**Exercise description:** Every line of the material below must be repeated exactly.

"""

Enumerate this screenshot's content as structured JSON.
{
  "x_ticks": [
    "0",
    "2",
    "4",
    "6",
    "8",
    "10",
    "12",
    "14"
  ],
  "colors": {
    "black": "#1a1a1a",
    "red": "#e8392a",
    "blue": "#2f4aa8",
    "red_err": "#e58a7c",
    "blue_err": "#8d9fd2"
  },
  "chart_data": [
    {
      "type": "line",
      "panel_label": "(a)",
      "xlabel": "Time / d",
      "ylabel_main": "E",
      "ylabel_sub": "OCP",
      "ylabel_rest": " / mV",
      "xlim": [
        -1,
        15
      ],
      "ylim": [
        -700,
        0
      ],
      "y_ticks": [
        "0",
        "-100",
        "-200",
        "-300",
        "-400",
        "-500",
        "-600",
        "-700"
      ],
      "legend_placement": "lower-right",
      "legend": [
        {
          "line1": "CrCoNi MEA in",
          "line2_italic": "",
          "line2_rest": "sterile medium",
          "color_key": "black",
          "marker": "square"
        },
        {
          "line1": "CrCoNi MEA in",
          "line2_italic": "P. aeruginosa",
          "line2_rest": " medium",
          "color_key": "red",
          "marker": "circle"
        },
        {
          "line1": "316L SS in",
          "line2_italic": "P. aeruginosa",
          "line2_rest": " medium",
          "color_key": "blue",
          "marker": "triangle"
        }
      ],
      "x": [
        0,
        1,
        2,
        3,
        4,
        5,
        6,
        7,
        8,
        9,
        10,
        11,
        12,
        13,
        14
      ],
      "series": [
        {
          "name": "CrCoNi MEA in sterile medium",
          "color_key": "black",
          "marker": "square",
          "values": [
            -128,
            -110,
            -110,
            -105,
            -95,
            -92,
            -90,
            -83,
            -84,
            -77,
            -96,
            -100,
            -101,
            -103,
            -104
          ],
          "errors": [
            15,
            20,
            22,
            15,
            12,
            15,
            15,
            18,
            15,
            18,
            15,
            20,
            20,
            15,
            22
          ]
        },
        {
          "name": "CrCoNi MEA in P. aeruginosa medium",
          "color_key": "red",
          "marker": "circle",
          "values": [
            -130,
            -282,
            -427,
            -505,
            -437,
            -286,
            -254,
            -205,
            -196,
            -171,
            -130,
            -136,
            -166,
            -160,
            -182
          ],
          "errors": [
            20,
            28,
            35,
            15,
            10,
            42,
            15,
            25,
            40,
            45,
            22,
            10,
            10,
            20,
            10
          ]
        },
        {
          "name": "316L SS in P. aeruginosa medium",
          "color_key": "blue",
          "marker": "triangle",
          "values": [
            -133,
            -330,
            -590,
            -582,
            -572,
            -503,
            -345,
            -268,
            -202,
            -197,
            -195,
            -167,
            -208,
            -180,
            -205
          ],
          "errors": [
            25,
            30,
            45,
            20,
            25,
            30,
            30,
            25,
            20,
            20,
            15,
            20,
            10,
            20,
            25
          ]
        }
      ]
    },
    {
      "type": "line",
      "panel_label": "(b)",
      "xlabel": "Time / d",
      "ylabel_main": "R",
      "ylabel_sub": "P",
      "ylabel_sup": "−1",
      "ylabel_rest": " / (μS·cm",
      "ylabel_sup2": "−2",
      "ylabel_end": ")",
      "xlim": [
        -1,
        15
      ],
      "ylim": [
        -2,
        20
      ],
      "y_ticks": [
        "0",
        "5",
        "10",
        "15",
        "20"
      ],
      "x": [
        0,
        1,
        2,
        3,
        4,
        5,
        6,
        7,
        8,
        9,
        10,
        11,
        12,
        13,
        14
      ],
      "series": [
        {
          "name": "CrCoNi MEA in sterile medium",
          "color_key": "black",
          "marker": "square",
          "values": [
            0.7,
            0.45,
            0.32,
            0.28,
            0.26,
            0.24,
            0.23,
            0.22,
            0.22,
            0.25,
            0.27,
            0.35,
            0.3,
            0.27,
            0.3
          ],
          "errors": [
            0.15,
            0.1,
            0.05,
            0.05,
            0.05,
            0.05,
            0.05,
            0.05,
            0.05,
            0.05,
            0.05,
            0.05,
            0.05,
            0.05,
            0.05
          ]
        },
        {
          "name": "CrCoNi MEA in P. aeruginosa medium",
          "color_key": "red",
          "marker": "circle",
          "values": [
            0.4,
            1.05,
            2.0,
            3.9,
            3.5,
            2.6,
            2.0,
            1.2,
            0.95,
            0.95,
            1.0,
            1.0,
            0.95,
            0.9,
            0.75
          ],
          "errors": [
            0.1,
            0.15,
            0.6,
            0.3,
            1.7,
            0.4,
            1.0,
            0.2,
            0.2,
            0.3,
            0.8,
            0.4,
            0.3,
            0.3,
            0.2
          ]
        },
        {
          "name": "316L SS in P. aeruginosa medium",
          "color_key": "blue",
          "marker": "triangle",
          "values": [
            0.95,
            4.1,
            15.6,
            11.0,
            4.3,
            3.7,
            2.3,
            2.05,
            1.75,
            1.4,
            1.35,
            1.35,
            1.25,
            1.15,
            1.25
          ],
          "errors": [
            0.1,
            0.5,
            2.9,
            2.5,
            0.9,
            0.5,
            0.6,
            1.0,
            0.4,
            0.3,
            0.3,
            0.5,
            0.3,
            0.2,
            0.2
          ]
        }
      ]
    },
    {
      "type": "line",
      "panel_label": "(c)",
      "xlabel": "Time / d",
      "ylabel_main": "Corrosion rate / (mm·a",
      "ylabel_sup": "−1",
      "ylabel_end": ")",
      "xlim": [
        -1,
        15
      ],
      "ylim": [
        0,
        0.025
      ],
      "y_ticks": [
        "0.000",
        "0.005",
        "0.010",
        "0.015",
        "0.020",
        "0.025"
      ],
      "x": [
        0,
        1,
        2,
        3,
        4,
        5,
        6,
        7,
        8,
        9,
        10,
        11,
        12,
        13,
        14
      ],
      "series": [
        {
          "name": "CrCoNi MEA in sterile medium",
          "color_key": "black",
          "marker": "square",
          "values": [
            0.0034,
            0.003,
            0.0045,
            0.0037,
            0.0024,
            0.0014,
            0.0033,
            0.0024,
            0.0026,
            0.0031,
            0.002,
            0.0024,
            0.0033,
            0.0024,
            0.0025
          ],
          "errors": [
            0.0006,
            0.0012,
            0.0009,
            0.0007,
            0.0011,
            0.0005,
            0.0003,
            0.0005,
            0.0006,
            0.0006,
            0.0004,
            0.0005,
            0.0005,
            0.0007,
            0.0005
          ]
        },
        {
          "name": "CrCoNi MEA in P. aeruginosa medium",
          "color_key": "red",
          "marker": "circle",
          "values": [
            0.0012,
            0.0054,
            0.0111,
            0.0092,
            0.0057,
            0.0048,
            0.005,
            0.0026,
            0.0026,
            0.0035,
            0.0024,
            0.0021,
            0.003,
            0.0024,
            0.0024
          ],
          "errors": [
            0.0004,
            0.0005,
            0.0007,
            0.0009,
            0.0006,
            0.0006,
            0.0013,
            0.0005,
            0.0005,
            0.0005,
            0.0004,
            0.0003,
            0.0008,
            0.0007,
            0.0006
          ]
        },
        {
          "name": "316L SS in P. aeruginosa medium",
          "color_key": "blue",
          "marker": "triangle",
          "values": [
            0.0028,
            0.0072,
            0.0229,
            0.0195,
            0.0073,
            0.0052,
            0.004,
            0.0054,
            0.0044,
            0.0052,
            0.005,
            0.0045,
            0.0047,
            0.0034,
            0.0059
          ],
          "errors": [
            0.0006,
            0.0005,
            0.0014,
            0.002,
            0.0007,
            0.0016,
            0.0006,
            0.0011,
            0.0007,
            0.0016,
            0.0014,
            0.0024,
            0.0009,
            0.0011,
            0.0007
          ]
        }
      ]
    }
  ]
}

"""

**Completed task:**
Enumerate this screenshot's content as structured JSON.
{
  "x_ticks": [
    "0",
    "2",
    "4",
    "6",
    "8",
    "10",
    "12",
    "14"
  ],
  "colors": {
    "black": "#1a1a1a",
    "red": "#e8392a",
    "blue": "#2f4aa8",
    "red_err": "#e58a7c",
    "blue_err": "#8d9fd2"
  },
  "chart_data": [
    {
      "type": "line",
      "panel_label": "(a)",
      "xlabel": "Time / d",
      "ylabel_main": "E",
      "ylabel_sub": "OCP",
      "ylabel_rest": " / mV",
      "xlim": [
        -1,
        15
      ],
      "ylim": [
        -700,
        0
      ],
      "y_ticks": [
        "0",
        "-100",
        "-200",
        "-300",
        "-400",
        "-500",
        "-600",
        "-700"
      ],
      "legend_placement": "lower-right",
      "legend": [
        {
          "line1": "CrCoNi MEA in",
          "line2_italic": "",
          "line2_rest": "sterile medium",
          "color_key": "black",
          "marker": "square"
        },
        {
          "line1": "CrCoNi MEA in",
          "line2_italic": "P. aeruginosa",
          "line2_rest": " medium",
          "color_key": "red",
          "marker": "circle"
        },
        {
          "line1": "316L SS in",
          "line2_italic": "P. aeruginosa",
          "line2_rest": " medium",
          "color_key": "blue",
          "marker": "triangle"
        }
      ],
      "x": [
        0,
        1,
        2,
        3,
        4,
        5,
        6,
        7,
        8,
        9,
        10,
        11,
        12,
        13,
        14
      ],
      "series": [
        {
          "name": "CrCoNi MEA in sterile medium",
          "color_key": "black",
          "marker": "square",
          "values": [
            -128,
            -110,
            -110,
            -105,
            -95,
            -92,
            -90,
            -83,
            -84,
            -77,
            -96,
            -100,
            -101,
            -103,
            -104
          ],
          "errors": [
            15,
            20,
            22,
            15,
            12,
            15,
            15,
            18,
            15,
            18,
            15,
            20,
            20,
            15,
            22
          ]
        },
        {
          "name": "CrCoNi MEA in P. aeruginosa medium",
          "color_key": "red",
          "marker": "circle",
          "values": [
            -130,
            -282,
            -427,
            -505,
            -437,
            -286,
            -254,
            -205,
            -196,
            -171,
            -130,
            -136,
            -166,
            -160,
            -182
          ],
          "errors": [
            20,
            28,
            35,
            15,
            10,
            42,
            15,
            25,
            40,
            45,
            22,
            10,
            10,
            20,
            10
          ]
        },
        {
          "name": "316L SS in P. aeruginosa medium",
          "color_key": "blue",
          "marker": "triangle",
          "values": [
            -133,
            -330,
            -590,
            -582,
            -572,
            -503,
            -345,
            -268,
            -202,
            -197,
            -195,
            -167,
            -208,
            -180,
            -205
          ],
          "errors": [
            25,
            30,
            45,
            20,
            25,
            30,
            30,
            25,
            20,
            20,
            15,
            20,
            10,
            20,
            25
          ]
        }
      ]
    },
    {
      "type": "line",
      "panel_label": "(b)",
      "xlabel": "Time / d",
      "ylabel_main": "R",
      "ylabel_sub": "P",
      "ylabel_sup": "−1",
      "ylabel_rest": " / (μS·cm",
      "ylabel_sup2": "−2",
      "ylabel_end": ")",
      "xlim": [
        -1,
        15
      ],
      "ylim": [
        -2,
        20
      ],
      "y_ticks": [
        "0",
        "5",
        "10",
        "15",
        "20"
      ],
      "x": [
        0,
        1,
        2,
        3,
        4,
        5,
        6,
        7,
        8,
        9,
        10,
        11,
        12,
        13,
        14
      ],
      "series": [
        {
          "name": "CrCoNi MEA in sterile medium",
          "color_key": "black",
          "marker": "square",
          "values": [
            0.7,
            0.45,
            0.32,
            0.28,
            0.26,
            0.24,
            0.23,
            0.22,
            0.22,
            0.25,
            0.27,
            0.35,
            0.3,
            0.27,
            0.3
          ],
          "errors": [
            0.15,
            0.1,
            0.05,
            0.05,
            0.05,
            0.05,
            0.05,
            0.05,
            0.05,
            0.05,
            0.05,
            0.05,
            0.05,
            0.05,
            0.05
          ]
        },
        {
          "name": "CrCoNi MEA in P. aeruginosa medium",
          "color_key": "red",
          "marker": "circle",
          "values": [
            0.4,
            1.05,
            2.0,
            3.9,
            3.5,
            2.6,
            2.0,
            1.2,
            0.95,
            0.95,
            1.0,
            1.0,
            0.95,
            0.9,
            0.75
          ],
          "errors": [
            0.1,
            0.15,
            0.6,
            0.3,
            1.7,
            0.4,
            1.0,
            0.2,
            0.2,
            0.3,
            0.8,
            0.4,
            0.3,
            0.3,
            0.2
          ]
        },
        {
          "name": "316L SS in P. aeruginosa medium",
          "color_key": "blue",
          "marker": "triangle",
          "values": [
            0.95,
            4.1,
            15.6,
            11.0,
            4.3,
            3.7,
            2.3,
            2.05,
            1.75,
            1.4,
            1.35,
            1.35,
            1.25,
            1.15,
            1.25
          ],
          "errors": [
            0.1,
            0.5,
            2.9,
            2.5,
            0.9,
            0.5,
            0.6,
            1.0,
            0.4,
            0.3,
            0.3,
            0.5,
            0.3,
            0.2,
            0.2
          ]
        }
      ]
    },
    {
      "type": "line",
      "panel_label": "(c)",
      "xlabel": "Time / d",
      "ylabel_main": "Corrosion rate / (mm·a",
      "ylabel_sup": "−1",
      "ylabel_end": ")",
      "xlim": [
        -1,
        15
      ],
      "ylim": [
        0,
        0.025
      ],
      "y_ticks": [
        "0.000",
        "0.005",
        "0.010",
        "0.015",
        "0.020",
        "0.025"
      ],
      "x": [
        0,
        1,
        2,
        3,
        4,
        5,
        6,
        7,
        8,
        9,
        10,
        11,
        12,
        13,
        14
      ],
      "series": [
        {
          "name": "CrCoNi MEA in sterile medium",
          "color_key": "black",
          "marker": "square",
          "values": [
            0.0034,
            0.003,
            0.0045,
            0.0037,
            0.0024,
            0.0014,
            0.0033,
            0.0024,
            0.0026,
            0.0031,
            0.002,
            0.0024,
            0.0033,
            0.0024,
            0.0025
          ],
          "errors": [
            0.0006,
            0.0012,
            0.0009,
            0.0007,
            0.0011,
            0.0005,
            0.0003,
            0.0005,
            0.0006,
            0.0006,
            0.0004,
            0.0005,
            0.0005,
            0.0007,
            0.0005
          ]
        },
        {
          "name": "CrCoNi MEA in P. aeruginosa medium",
          "color_key": "red",
          "marker": "circle",
          "values": [
            0.0012,
            0.0054,
            0.0111,
            0.0092,
            0.0057,
            0.0048,
            0.005,
            0.0026,
            0.0026,
            0.0035,
            0.0024,
            0.0021,
            0.003,
            0.0024,
            0.0024
          ],
          "errors": [
            0.0004,
            0.0005,
            0.0007,
            0.0009,
            0.0006,
            0.0006,
            0.0013,
            0.0005,
            0.0005,
            0.0005,
            0.0004,
            0.0003,
            0.0008,
            0.0007,
            0.0006
          ]
        },
        {
          "name": "316L SS in P. aeruginosa medium",
          "color_key": "blue",
          "marker": "triangle",
          "values": [
            0.0028,
            0.0072,
            0.0229,
            0.0195,
            0.0073,
            0.0052,
            0.004,
            0.0054,
            0.0044,
            0.0052,
            0.005,
            0.0045,
            0.0047,
            0.0034,
            0.0059
          ],
          "errors": [
            0.0006,
            0.0005,
            0.0014,
            0.002,
            0.0007,
            0.0016,
            0.0006,
            0.0011,
            0.0007,
            0.0016,
            0.0014,
            0.0024,
            0.0009,
            0.0011,
            0.0007
          ]
        }
      ]
    }
  ]
}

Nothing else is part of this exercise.